To be done => Which lines in the records below contain the word "name"? Copy each of them.
--------------------------------------------------
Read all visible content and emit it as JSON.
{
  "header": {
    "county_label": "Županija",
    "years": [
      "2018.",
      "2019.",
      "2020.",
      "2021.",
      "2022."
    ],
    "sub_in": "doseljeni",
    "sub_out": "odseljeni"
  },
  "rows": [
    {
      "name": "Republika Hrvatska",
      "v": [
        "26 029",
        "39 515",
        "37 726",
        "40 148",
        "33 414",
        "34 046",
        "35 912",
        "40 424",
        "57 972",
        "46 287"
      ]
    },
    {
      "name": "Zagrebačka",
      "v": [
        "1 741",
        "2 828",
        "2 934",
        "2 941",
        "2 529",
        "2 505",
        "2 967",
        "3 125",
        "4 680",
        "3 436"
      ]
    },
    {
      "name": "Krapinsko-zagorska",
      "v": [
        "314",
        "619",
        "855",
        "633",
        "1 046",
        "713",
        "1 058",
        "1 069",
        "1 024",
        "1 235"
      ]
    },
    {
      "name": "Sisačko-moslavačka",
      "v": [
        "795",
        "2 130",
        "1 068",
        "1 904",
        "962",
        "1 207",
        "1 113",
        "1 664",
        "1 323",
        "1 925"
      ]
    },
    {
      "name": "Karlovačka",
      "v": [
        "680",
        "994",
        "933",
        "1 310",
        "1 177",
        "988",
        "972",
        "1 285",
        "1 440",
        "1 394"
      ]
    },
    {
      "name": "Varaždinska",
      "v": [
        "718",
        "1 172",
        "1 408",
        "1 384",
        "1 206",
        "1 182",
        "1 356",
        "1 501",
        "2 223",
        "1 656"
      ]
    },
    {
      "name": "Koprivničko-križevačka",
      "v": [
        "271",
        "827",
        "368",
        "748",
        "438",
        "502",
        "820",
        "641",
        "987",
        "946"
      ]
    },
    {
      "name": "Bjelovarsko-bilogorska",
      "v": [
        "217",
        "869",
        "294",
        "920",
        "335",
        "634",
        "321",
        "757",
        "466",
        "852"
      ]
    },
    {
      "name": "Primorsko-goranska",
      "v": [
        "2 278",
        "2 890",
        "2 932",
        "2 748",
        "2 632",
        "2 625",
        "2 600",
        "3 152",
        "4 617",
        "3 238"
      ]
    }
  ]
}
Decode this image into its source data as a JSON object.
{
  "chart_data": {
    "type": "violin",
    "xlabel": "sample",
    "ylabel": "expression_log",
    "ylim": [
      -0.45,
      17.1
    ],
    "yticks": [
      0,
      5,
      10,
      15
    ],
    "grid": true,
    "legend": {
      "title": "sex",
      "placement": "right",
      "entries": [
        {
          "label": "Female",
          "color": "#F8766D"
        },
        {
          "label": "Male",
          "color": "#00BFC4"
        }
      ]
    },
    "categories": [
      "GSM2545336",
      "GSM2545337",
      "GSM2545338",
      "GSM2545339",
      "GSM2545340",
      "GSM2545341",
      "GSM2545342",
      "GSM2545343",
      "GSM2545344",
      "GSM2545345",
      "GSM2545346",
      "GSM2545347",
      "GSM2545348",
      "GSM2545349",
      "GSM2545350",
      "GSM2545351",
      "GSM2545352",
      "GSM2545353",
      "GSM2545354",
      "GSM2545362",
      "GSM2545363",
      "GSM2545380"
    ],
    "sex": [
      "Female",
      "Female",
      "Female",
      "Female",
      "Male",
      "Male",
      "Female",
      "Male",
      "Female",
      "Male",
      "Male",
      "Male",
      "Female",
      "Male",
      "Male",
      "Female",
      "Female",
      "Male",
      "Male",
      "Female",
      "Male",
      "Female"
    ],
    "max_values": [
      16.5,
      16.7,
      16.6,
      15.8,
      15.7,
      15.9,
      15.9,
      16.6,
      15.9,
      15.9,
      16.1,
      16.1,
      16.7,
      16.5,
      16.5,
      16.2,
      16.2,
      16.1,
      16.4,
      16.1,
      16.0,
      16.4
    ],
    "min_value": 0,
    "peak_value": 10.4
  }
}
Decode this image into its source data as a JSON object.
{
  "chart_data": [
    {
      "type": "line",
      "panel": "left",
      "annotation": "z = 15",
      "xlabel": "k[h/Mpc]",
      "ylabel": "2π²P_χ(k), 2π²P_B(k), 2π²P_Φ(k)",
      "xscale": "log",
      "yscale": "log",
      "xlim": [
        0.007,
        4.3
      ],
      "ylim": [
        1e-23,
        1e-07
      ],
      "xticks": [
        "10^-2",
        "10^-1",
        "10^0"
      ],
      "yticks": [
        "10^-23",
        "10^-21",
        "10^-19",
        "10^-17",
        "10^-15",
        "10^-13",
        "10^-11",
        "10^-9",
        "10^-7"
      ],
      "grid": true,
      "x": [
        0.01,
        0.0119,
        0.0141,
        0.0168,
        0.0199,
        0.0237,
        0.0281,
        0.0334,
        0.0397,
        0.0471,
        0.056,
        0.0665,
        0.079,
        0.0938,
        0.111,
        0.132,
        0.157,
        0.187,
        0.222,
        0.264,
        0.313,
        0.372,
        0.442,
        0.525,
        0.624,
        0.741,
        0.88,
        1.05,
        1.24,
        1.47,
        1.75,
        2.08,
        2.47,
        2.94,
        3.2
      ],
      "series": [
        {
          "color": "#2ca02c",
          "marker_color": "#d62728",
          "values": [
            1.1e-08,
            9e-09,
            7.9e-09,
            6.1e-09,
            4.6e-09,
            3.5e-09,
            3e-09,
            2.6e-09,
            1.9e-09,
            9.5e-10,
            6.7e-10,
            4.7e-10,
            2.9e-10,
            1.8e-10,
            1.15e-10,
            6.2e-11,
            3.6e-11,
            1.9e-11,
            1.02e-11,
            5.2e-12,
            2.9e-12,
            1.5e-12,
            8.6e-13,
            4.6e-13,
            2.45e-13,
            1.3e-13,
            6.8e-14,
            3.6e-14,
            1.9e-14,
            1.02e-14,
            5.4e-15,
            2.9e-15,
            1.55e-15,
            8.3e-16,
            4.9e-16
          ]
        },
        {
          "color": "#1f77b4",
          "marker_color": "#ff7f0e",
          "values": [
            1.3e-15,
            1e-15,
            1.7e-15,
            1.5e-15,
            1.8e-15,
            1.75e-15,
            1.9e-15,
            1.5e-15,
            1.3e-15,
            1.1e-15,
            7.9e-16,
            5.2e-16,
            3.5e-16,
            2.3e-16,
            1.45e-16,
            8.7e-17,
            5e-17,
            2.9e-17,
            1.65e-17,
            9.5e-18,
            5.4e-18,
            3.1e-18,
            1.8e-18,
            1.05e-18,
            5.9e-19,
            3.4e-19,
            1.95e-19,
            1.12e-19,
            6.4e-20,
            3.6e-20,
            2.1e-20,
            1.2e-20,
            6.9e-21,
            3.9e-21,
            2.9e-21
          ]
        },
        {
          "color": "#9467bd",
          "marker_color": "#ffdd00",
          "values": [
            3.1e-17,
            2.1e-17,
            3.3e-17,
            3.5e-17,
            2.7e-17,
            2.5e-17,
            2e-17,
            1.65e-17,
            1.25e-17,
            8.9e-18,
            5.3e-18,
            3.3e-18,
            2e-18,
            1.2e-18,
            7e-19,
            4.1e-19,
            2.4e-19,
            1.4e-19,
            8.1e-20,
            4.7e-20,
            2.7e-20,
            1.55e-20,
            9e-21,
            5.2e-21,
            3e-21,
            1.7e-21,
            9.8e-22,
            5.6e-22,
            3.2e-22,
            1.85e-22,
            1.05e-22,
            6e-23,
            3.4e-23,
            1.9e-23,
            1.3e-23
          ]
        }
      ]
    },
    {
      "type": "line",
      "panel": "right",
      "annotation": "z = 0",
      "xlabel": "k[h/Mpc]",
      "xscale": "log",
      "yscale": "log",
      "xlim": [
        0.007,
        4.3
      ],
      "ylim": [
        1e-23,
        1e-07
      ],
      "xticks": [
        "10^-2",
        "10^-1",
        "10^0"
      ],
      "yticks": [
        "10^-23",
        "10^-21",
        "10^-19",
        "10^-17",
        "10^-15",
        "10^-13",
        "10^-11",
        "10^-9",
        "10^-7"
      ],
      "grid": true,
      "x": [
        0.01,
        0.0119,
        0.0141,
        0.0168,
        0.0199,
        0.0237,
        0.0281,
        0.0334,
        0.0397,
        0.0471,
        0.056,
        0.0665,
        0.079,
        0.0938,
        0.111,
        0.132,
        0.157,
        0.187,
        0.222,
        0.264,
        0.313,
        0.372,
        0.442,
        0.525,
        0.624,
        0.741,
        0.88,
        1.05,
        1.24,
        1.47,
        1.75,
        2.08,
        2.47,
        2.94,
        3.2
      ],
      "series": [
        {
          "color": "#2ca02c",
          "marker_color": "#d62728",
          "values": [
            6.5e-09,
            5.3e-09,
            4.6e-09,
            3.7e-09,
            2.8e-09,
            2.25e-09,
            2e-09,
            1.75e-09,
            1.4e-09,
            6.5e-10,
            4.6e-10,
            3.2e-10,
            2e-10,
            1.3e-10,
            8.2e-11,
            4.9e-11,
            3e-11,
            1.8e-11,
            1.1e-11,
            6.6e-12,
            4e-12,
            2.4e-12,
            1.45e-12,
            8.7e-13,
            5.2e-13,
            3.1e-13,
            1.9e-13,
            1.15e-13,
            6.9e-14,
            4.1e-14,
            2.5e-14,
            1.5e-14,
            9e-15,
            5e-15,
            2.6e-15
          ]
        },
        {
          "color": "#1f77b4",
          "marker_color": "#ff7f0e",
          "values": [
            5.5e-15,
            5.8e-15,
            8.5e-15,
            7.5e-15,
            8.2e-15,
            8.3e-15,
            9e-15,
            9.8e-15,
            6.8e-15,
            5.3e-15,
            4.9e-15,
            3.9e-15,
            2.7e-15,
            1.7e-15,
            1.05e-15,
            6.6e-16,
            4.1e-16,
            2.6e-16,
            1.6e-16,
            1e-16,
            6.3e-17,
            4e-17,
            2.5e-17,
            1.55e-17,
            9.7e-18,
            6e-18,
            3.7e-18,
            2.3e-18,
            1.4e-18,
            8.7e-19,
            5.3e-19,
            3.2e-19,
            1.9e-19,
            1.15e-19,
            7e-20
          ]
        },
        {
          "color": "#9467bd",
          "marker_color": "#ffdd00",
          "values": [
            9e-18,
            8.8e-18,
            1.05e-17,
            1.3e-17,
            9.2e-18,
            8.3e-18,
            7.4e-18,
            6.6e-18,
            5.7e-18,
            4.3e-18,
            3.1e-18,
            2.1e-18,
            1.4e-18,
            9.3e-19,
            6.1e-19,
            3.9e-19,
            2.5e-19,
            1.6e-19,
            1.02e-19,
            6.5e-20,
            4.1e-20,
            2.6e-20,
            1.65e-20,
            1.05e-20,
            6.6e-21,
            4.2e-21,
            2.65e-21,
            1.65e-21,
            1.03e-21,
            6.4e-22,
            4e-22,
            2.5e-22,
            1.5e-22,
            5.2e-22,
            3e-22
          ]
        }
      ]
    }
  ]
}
--------------------------------------------------
Answer for this exercise =>
      "name": "Republika Hrvatska",
      "name": "Zagrebačka",
      "name": "Krapinsko-zagorska",
      "name": "Sisačko-moslavačka",
      "name": "Karlovačka",
      "name": "Varaždinska",
      "name": "Koprivničko-križevačka",
      "name": "Bjelovarsko-bilogorska",
      "name": "Primorsko-goranska",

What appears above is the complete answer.